<<<<

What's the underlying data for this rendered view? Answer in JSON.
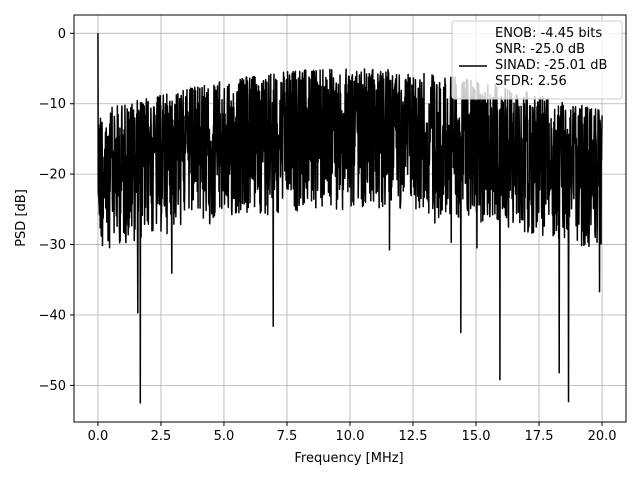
{
  "chart_data": {
    "type": "line",
    "title": "",
    "xlabel": "Frequency [MHz]",
    "ylabel": "PSD [dB]",
    "xlim": [
      -0.95,
      20.95
    ],
    "ylim": [
      -55.2,
      2.6
    ],
    "x_ticks": [
      0.0,
      2.5,
      5.0,
      7.5,
      10.0,
      12.5,
      15.0,
      17.5,
      20.0
    ],
    "x_tick_labels": [
      "0.0",
      "2.5",
      "5.0",
      "7.5",
      "10.0",
      "12.5",
      "15.0",
      "17.5",
      "20.0"
    ],
    "y_ticks": [
      0,
      -10,
      -20,
      -30,
      -40,
      -50
    ],
    "y_tick_labels": [
      "0",
      "−10",
      "−20",
      "−30",
      "−40",
      "−50"
    ],
    "grid": true,
    "legend_position": "top-right",
    "line_color": "#000000",
    "series": [
      {
        "legend_lines": [
          "ENOB: -4.45 bits",
          "SNR: -25.0 dB",
          "SINAD: -25.01 dB",
          "SFDR: 2.56"
        ],
        "x_range": [
          0.0,
          20.0
        ],
        "points": 2000,
        "y_range_observed": [
          -52.5,
          0.0
        ],
        "notable_points": [
          {
            "x": 0.0,
            "y": 0.0
          },
          {
            "x": 1.58,
            "y": -39.7
          },
          {
            "x": 1.68,
            "y": -52.5
          },
          {
            "x": 6.95,
            "y": -41.6
          },
          {
            "x": 14.4,
            "y": -42.5
          },
          {
            "x": 15.95,
            "y": -49.2
          },
          {
            "x": 18.3,
            "y": -48.2
          },
          {
            "x": 18.67,
            "y": -52.3
          },
          {
            "x": 19.9,
            "y": -36.7
          }
        ]
      }
    ]
  }
}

>>>>

### Challenge
Will you set down the records word for word while leaving out every picture?

### Task answer
What's the underlying data for this rendered view? Answer in JSON.
{
  "chart_data": {
    "type": "line",
    "title": "",
    "xlabel": "Frequency [MHz]",
    "ylabel": "PSD [dB]",
    "xlim": [
      -0.95,
      20.95
    ],
    "ylim": [
      -55.2,
      2.6
    ],
    "x_ticks": [
      0.0,
      2.5,
      5.0,
      7.5,
      10.0,
      12.5,
      15.0,
      17.5,
      20.0
    ],
    "x_tick_labels": [
      "0.0",
      "2.5",
      "5.0",
      "7.5",
      "10.0",
      "12.5",
      "15.0",
      "17.5",
      "20.0"
    ],
    "y_ticks": [
      0,
      -10,
      -20,
      -30,
      -40,
      -50
    ],
    "y_tick_labels": [
      "0",
      "−10",
      "−20",
      "−30",
      "−40",
      "−50"
    ],
    "grid": true,
    "legend_position": "top-right",
    "line_color": "#000000",
    "series": [
      {
        "legend_lines": [
          "ENOB: -4.45 bits",
          "SNR: -25.0 dB",
          "SINAD: -25.01 dB",
          "SFDR: 2.56"
        ],
        "x_range": [
          0.0,
          20.0
        ],
        "points": 2000,
        "y_range_observed": [
          -52.5,
          0.0
        ],
        "notable_points": [
          {
            "x": 0.0,
            "y": 0.0
          },
          {
            "x": 1.58,
            "y": -39.7
          },
          {
            "x": 1.68,
            "y": -52.5
          },
          {
            "x": 6.95,
            "y": -41.6
          },
          {
            "x": 14.4,
            "y": -42.5
          },
          {
            "x": 15.95,
            "y": -49.2
          },
          {
            "x": 18.3,
            "y": -48.2
          },
          {
            "x": 18.67,
            "y": -52.3
          },
          {
            "x": 19.9,
            "y": -36.7
          }
        ]
      }
    ]
  }
}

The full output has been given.